*** Task material ***

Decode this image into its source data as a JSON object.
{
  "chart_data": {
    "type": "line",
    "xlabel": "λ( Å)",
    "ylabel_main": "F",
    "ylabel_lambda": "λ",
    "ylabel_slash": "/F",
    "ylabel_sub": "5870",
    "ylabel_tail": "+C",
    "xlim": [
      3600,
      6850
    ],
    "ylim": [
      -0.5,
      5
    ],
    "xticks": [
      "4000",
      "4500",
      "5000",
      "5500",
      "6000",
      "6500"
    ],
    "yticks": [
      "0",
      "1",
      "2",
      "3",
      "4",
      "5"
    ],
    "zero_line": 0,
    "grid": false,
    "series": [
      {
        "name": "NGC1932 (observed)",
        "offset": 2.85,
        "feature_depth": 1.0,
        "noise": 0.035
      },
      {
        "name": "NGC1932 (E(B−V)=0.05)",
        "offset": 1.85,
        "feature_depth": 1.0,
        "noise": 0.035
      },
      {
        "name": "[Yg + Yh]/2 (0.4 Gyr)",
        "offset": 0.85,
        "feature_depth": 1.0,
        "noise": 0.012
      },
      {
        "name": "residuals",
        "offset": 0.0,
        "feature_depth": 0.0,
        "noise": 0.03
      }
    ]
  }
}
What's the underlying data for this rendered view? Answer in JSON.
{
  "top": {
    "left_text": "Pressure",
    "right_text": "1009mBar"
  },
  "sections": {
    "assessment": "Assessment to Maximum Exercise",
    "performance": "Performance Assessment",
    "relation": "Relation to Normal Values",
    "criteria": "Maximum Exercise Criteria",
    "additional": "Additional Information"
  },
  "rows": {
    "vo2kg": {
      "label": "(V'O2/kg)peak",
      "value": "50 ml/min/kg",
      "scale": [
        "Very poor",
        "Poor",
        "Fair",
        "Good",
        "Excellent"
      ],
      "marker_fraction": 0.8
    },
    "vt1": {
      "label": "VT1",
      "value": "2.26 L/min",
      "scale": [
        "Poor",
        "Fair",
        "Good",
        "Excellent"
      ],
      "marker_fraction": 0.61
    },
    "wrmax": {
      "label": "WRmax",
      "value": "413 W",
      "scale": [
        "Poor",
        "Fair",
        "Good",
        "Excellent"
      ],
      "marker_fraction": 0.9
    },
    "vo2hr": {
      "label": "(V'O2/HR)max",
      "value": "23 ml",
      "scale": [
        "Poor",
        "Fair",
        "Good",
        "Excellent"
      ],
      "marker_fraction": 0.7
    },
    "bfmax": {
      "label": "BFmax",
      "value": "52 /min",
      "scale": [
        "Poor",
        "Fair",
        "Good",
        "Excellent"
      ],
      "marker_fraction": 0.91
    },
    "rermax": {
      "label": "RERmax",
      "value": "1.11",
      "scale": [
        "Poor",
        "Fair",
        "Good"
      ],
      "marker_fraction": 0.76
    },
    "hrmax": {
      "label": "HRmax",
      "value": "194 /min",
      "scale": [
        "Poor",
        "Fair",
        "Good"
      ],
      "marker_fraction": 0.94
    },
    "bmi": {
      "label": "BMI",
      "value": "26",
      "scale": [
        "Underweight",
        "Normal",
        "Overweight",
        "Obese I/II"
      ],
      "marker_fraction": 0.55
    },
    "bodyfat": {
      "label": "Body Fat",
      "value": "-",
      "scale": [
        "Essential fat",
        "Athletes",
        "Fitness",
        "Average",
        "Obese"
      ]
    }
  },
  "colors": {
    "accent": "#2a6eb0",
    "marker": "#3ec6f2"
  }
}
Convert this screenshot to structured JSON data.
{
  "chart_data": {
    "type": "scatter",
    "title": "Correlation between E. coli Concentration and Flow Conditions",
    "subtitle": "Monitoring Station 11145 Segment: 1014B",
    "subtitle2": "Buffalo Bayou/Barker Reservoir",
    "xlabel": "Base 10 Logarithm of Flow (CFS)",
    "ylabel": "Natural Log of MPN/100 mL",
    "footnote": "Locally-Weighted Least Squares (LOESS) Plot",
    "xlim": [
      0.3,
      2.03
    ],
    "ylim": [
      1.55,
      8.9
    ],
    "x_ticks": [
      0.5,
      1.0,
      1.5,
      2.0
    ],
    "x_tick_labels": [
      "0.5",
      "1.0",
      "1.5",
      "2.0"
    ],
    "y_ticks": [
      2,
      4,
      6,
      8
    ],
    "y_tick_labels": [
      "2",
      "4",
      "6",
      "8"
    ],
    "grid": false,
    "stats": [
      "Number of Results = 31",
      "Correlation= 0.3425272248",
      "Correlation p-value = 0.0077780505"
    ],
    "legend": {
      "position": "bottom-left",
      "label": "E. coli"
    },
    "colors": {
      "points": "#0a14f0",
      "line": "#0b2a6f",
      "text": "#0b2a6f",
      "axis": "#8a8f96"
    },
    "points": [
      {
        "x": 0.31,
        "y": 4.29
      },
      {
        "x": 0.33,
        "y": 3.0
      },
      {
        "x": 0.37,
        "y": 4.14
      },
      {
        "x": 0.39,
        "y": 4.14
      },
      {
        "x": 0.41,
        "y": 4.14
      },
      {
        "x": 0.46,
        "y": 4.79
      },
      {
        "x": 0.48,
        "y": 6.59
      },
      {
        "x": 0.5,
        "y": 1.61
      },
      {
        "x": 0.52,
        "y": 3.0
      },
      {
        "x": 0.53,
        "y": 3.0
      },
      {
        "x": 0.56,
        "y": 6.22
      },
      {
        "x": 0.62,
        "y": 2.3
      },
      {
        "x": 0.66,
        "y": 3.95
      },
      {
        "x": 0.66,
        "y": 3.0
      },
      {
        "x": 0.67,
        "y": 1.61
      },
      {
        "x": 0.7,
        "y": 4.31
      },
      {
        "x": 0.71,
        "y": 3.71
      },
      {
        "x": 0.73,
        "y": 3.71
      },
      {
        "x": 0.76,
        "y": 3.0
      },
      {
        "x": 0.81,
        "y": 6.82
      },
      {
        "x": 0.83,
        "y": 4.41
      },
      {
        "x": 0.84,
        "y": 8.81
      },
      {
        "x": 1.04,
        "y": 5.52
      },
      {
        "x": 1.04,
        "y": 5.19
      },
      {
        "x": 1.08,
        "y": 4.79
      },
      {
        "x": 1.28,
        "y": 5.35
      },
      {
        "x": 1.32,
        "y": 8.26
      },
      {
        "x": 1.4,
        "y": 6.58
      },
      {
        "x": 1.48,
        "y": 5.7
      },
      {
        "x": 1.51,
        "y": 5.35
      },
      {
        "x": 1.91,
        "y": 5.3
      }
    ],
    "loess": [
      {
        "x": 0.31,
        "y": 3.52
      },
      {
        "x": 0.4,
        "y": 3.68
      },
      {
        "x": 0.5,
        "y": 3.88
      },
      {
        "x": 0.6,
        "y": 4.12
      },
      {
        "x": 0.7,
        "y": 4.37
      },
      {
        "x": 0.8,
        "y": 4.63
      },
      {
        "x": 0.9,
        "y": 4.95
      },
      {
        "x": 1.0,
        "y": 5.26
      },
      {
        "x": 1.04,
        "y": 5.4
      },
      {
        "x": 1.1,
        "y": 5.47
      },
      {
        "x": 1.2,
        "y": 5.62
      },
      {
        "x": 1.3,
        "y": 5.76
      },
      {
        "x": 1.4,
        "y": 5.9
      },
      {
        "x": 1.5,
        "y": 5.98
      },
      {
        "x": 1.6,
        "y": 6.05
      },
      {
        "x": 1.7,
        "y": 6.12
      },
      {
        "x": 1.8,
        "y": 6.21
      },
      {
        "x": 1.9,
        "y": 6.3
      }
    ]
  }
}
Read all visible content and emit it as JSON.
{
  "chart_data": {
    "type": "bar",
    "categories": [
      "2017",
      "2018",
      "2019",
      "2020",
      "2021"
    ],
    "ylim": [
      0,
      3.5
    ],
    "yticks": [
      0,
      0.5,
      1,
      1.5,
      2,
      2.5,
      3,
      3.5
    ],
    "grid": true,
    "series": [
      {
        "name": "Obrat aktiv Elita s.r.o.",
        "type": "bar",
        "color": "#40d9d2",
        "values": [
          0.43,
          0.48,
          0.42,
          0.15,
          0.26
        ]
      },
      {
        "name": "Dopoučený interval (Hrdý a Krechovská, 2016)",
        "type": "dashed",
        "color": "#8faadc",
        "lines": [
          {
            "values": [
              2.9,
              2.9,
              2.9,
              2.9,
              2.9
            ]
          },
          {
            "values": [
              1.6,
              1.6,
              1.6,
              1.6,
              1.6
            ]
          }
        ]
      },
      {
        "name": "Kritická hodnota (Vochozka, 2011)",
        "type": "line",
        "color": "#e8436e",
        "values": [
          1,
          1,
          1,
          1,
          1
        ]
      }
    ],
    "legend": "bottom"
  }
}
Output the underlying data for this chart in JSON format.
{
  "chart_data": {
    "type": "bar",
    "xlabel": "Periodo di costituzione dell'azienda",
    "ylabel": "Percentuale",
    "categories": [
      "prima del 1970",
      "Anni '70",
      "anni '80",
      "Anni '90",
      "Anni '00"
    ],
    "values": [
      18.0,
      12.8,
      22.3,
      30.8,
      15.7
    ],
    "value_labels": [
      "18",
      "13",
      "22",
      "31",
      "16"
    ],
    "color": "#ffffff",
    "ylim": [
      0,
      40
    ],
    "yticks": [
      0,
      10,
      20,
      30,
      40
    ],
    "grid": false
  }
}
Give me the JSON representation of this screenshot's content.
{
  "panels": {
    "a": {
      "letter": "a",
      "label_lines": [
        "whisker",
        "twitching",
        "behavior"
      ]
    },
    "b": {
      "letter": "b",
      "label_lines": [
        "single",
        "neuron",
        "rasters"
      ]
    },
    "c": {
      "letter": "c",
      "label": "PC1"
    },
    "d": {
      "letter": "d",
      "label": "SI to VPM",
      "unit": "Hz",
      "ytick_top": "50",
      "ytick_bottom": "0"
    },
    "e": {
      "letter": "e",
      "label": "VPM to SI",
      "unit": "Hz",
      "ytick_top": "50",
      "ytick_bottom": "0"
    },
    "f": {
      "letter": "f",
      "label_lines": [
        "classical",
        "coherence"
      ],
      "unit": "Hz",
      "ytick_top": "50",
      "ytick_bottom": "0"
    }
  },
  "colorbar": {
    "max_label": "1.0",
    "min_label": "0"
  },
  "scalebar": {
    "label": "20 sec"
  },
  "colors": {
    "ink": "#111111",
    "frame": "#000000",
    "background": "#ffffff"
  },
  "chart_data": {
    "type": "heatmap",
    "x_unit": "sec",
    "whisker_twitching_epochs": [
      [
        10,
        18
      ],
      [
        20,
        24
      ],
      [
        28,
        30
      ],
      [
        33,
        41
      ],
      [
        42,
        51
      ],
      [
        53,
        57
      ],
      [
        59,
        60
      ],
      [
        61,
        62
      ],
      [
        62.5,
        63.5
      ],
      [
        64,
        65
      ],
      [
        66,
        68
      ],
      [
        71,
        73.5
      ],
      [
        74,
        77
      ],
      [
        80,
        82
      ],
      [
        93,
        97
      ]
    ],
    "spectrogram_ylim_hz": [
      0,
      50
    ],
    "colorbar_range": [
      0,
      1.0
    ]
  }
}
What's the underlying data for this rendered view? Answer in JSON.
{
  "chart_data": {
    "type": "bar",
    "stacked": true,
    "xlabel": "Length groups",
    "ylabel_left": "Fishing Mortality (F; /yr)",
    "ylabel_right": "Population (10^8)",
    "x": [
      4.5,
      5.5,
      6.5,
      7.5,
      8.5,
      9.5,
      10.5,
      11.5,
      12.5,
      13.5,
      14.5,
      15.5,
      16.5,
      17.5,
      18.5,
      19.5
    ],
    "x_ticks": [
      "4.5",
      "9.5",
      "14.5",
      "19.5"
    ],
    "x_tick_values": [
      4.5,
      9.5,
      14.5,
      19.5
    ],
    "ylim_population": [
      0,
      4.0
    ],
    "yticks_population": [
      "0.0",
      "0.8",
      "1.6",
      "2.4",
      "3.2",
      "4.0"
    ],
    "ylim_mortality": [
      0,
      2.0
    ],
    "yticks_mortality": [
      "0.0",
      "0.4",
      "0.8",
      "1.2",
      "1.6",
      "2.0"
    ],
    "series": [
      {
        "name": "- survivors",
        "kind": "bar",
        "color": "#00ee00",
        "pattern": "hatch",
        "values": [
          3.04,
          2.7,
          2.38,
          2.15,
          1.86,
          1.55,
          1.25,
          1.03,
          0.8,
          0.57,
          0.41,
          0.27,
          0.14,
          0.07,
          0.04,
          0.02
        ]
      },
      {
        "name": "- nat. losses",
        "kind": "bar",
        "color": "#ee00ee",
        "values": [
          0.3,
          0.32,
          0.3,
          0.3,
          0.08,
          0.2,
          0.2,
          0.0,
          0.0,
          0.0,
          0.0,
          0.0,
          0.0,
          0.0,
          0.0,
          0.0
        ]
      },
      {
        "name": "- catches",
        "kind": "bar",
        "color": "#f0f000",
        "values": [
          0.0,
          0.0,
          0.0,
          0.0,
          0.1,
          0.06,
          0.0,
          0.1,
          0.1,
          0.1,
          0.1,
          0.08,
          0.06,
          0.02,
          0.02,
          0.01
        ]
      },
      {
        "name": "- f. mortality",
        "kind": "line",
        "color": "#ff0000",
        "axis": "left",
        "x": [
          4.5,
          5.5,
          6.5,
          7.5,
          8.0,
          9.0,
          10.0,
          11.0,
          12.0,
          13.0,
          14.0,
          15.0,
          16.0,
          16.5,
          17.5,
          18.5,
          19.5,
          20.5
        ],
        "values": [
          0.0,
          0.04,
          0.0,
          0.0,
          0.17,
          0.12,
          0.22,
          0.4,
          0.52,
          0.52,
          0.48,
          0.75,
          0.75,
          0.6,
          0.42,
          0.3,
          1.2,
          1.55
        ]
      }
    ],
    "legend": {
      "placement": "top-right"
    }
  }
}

***

* Exercise:
Identify each line in the records above that contains the word "JSON", and copy it out in full.

* Answer for the task:
Decode this image into its source data as a JSON object.
What's the underlying data for this rendered view? Answer in JSON.
Convert this screenshot to structured JSON data.
Read all visible content and emit it as JSON.
Output the underlying data for this chart in JSON format.
Give me the JSON representation of this screenshot's content.
What's the underlying data for this rendered view? Answer in JSON.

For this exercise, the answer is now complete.